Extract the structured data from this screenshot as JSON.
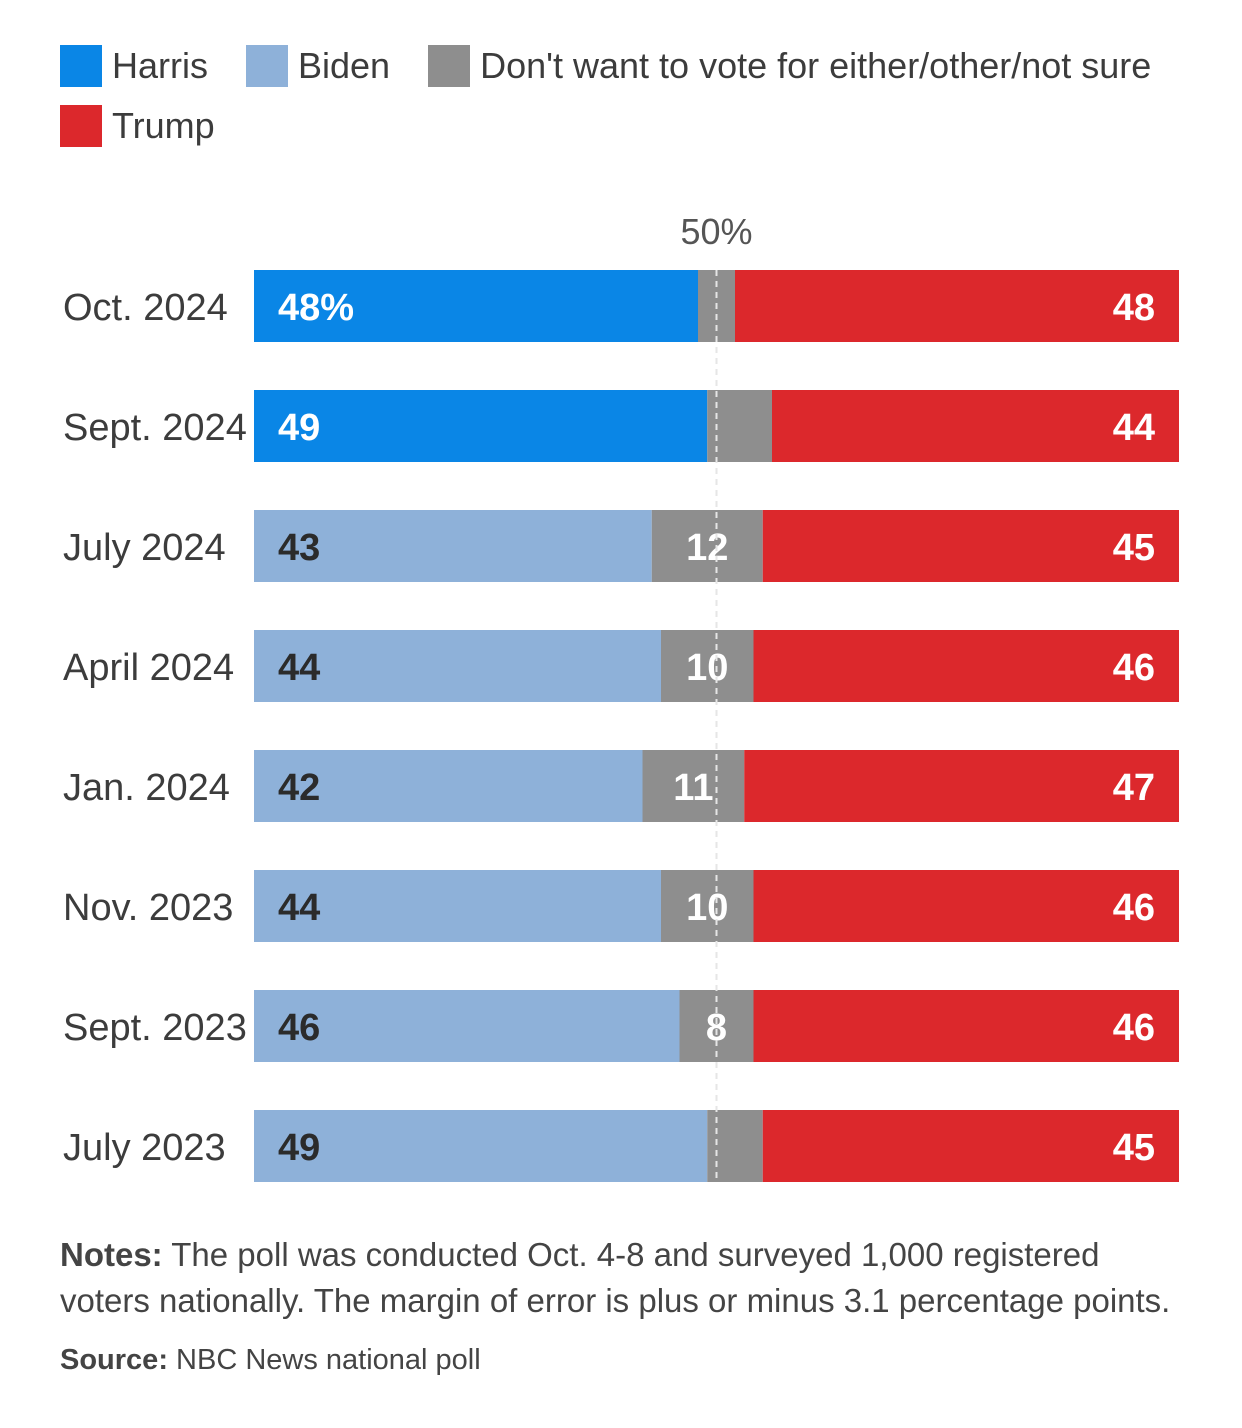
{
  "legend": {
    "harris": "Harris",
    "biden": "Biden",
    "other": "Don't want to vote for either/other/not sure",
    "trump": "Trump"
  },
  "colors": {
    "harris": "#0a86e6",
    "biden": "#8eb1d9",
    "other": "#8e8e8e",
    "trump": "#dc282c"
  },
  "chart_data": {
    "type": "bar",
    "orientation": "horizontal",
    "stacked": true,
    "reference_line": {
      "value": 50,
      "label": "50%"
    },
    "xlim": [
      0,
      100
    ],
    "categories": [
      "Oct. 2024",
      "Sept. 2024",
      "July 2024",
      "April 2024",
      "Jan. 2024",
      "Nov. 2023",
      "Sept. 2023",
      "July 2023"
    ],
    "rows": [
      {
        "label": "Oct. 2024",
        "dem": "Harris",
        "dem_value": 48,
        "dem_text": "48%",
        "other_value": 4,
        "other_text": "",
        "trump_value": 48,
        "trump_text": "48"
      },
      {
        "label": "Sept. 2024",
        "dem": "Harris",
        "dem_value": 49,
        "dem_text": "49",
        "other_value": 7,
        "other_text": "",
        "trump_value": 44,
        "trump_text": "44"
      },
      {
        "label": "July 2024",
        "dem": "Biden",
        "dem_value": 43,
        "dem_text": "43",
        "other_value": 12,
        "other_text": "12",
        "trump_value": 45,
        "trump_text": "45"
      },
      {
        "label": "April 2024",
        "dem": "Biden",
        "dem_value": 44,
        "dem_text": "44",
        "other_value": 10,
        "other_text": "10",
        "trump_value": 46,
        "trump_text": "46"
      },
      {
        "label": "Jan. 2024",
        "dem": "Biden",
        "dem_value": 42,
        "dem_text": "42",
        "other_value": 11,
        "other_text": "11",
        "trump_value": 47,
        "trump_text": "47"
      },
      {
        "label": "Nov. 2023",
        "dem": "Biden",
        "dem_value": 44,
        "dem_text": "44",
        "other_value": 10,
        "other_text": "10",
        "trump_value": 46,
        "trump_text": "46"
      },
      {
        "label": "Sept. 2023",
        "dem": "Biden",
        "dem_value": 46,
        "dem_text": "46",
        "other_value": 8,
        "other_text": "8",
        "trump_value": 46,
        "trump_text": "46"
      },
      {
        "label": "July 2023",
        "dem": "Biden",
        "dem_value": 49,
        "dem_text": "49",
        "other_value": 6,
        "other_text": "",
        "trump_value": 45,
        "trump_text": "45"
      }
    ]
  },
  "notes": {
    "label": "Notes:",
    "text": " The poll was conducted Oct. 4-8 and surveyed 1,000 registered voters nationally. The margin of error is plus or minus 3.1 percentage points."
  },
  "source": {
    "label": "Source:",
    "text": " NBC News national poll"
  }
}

^^^^^^^^^^^^^^^^

What to work on: Repeat the records above verbatim, with no pictures in the result.

Solution below:
Extract the structured data from this screenshot as JSON.
{
  "legend": {
    "harris": "Harris",
    "biden": "Biden",
    "other": "Don't want to vote for either/other/not sure",
    "trump": "Trump"
  },
  "colors": {
    "harris": "#0a86e6",
    "biden": "#8eb1d9",
    "other": "#8e8e8e",
    "trump": "#dc282c"
  },
  "chart_data": {
    "type": "bar",
    "orientation": "horizontal",
    "stacked": true,
    "reference_line": {
      "value": 50,
      "label": "50%"
    },
    "xlim": [
      0,
      100
    ],
    "categories": [
      "Oct. 2024",
      "Sept. 2024",
      "July 2024",
      "April 2024",
      "Jan. 2024",
      "Nov. 2023",
      "Sept. 2023",
      "July 2023"
    ],
    "rows": [
      {
        "label": "Oct. 2024",
        "dem": "Harris",
        "dem_value": 48,
        "dem_text": "48%",
        "other_value": 4,
        "other_text": "",
        "trump_value": 48,
        "trump_text": "48"
      },
      {
        "label": "Sept. 2024",
        "dem": "Harris",
        "dem_value": 49,
        "dem_text": "49",
        "other_value": 7,
        "other_text": "",
        "trump_value": 44,
        "trump_text": "44"
      },
      {
        "label": "July 2024",
        "dem": "Biden",
        "dem_value": 43,
        "dem_text": "43",
        "other_value": 12,
        "other_text": "12",
        "trump_value": 45,
        "trump_text": "45"
      },
      {
        "label": "April 2024",
        "dem": "Biden",
        "dem_value": 44,
        "dem_text": "44",
        "other_value": 10,
        "other_text": "10",
        "trump_value": 46,
        "trump_text": "46"
      },
      {
        "label": "Jan. 2024",
        "dem": "Biden",
        "dem_value": 42,
        "dem_text": "42",
        "other_value": 11,
        "other_text": "11",
        "trump_value": 47,
        "trump_text": "47"
      },
      {
        "label": "Nov. 2023",
        "dem": "Biden",
        "dem_value": 44,
        "dem_text": "44",
        "other_value": 10,
        "other_text": "10",
        "trump_value": 46,
        "trump_text": "46"
      },
      {
        "label": "Sept. 2023",
        "dem": "Biden",
        "dem_value": 46,
        "dem_text": "46",
        "other_value": 8,
        "other_text": "8",
        "trump_value": 46,
        "trump_text": "46"
      },
      {
        "label": "July 2023",
        "dem": "Biden",
        "dem_value": 49,
        "dem_text": "49",
        "other_value": 6,
        "other_text": "",
        "trump_value": 45,
        "trump_text": "45"
      }
    ]
  },
  "notes": {
    "label": "Notes:",
    "text": " The poll was conducted Oct. 4-8 and surveyed 1,000 registered voters nationally. The margin of error is plus or minus 3.1 percentage points."
  },
  "source": {
    "label": "Source:",
    "text": " NBC News national poll"
  }
}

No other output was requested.